**GIVEN REQUEST**
Pick every line with "name" from the material below.

**MATERIAL PROVIDED**
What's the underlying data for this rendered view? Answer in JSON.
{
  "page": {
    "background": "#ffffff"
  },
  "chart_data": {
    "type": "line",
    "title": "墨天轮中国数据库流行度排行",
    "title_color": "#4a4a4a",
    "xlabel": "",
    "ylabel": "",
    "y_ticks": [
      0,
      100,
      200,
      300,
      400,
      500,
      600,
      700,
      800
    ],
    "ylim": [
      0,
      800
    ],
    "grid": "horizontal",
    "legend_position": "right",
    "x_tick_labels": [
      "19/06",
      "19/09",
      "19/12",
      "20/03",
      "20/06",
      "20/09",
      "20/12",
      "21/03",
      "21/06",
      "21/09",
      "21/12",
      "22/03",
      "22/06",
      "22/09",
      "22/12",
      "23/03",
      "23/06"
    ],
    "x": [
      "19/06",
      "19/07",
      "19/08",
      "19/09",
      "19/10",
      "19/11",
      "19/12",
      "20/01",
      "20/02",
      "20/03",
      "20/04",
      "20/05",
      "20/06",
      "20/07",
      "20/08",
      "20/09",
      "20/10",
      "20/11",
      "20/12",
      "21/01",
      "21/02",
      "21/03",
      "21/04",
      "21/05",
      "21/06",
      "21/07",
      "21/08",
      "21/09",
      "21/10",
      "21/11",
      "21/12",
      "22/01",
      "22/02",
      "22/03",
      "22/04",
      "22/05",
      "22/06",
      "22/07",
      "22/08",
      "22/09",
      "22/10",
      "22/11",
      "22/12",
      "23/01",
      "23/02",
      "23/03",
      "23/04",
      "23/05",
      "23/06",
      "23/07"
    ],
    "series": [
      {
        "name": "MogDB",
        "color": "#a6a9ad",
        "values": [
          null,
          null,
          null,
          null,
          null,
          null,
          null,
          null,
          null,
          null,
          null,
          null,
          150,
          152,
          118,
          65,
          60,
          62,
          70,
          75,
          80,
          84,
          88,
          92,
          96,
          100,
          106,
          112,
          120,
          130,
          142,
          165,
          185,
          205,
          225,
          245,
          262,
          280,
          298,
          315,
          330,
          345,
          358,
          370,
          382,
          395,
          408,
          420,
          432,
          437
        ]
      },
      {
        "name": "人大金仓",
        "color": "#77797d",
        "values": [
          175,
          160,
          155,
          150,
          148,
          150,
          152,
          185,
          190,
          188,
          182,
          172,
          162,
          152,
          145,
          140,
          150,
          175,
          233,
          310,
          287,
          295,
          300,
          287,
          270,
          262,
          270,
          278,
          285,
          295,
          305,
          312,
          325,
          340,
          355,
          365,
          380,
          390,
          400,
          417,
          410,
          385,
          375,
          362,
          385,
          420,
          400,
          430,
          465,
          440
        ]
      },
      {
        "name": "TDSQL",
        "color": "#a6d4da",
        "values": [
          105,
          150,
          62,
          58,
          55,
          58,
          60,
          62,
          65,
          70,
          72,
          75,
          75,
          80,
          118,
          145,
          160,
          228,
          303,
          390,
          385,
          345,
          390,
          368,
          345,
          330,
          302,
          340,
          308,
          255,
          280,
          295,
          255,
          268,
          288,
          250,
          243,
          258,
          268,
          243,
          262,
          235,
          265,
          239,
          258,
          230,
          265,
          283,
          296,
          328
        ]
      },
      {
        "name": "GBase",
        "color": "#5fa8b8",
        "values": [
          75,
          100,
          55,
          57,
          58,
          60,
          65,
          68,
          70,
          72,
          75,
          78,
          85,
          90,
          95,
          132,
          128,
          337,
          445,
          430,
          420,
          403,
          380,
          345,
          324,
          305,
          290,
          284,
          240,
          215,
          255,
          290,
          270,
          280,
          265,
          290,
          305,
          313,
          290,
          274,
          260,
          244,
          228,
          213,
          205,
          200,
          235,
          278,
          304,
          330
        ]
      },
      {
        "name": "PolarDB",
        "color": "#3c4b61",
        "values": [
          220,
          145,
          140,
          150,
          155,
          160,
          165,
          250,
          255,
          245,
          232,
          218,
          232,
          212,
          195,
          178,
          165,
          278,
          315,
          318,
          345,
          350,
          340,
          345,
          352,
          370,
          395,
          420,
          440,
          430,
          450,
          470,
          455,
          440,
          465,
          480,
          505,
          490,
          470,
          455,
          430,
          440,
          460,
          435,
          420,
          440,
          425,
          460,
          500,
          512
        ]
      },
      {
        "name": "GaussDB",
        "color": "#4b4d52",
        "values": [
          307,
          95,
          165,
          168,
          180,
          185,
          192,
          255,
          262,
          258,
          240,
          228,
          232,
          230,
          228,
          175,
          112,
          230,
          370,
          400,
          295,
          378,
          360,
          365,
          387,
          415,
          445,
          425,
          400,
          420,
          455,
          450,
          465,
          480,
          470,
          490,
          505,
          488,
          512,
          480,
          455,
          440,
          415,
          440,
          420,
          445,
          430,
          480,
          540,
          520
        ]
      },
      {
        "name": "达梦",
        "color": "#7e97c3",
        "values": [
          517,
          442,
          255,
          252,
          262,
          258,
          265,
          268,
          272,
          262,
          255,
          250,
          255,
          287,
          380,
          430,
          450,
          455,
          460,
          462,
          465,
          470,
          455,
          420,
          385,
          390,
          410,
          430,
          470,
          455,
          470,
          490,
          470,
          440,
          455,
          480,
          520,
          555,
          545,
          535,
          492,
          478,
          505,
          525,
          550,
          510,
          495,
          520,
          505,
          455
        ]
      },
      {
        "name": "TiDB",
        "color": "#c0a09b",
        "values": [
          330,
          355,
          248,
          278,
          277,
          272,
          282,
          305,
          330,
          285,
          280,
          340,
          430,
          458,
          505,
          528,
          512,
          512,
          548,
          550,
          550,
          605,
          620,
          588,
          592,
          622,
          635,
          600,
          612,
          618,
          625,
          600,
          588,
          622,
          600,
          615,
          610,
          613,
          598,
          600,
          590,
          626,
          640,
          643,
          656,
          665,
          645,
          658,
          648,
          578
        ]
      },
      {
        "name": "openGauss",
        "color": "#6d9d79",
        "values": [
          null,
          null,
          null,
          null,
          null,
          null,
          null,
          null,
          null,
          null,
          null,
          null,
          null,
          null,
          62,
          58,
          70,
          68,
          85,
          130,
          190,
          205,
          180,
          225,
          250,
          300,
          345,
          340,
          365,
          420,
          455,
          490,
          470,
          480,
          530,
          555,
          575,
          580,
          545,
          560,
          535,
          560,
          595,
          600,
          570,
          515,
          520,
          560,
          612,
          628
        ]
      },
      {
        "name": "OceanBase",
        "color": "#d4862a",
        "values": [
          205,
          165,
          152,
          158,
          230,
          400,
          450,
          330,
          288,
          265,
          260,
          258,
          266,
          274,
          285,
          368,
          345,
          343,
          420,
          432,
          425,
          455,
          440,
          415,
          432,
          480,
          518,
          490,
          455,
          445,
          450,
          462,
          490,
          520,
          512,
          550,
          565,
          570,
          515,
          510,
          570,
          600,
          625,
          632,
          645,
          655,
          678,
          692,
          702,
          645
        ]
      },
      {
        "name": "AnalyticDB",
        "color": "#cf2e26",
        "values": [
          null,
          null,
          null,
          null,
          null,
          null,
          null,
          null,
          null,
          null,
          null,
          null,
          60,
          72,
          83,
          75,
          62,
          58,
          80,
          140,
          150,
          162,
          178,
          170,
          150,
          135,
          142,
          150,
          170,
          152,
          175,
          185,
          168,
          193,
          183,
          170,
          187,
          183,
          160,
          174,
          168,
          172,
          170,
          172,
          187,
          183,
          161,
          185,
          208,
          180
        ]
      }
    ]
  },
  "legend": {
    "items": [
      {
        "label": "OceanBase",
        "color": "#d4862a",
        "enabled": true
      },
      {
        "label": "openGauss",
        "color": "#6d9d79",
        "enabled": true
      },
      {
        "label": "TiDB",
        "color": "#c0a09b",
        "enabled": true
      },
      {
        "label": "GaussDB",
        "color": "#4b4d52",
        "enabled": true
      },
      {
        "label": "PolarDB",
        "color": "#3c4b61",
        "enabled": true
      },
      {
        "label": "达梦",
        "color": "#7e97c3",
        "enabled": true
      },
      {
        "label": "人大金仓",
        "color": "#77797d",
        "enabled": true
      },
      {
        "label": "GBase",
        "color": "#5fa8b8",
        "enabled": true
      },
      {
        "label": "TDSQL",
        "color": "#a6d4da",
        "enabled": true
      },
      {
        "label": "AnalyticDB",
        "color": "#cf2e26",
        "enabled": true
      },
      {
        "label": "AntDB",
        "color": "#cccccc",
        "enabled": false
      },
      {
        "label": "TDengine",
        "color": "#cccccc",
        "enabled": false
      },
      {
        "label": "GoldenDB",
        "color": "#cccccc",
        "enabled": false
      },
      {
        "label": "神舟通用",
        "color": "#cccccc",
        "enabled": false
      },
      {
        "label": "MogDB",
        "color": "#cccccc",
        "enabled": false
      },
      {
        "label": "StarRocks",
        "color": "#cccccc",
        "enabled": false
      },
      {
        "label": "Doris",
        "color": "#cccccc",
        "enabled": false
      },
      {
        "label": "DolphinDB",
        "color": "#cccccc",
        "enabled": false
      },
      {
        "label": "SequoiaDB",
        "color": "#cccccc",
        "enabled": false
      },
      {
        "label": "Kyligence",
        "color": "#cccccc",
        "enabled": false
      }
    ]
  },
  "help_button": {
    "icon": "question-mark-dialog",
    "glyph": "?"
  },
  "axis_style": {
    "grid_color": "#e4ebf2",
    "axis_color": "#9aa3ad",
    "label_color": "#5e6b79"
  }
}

**RESPONSE**
        "name": "MogDB",
        "name": "人大金仓",
        "name": "TDSQL",
        "name": "GBase",
        "name": "PolarDB",
        "name": "GaussDB",
        "name": "达梦",
        "name": "TiDB",
        "name": "openGauss",
        "name": "OceanBase",
        "name": "AnalyticDB",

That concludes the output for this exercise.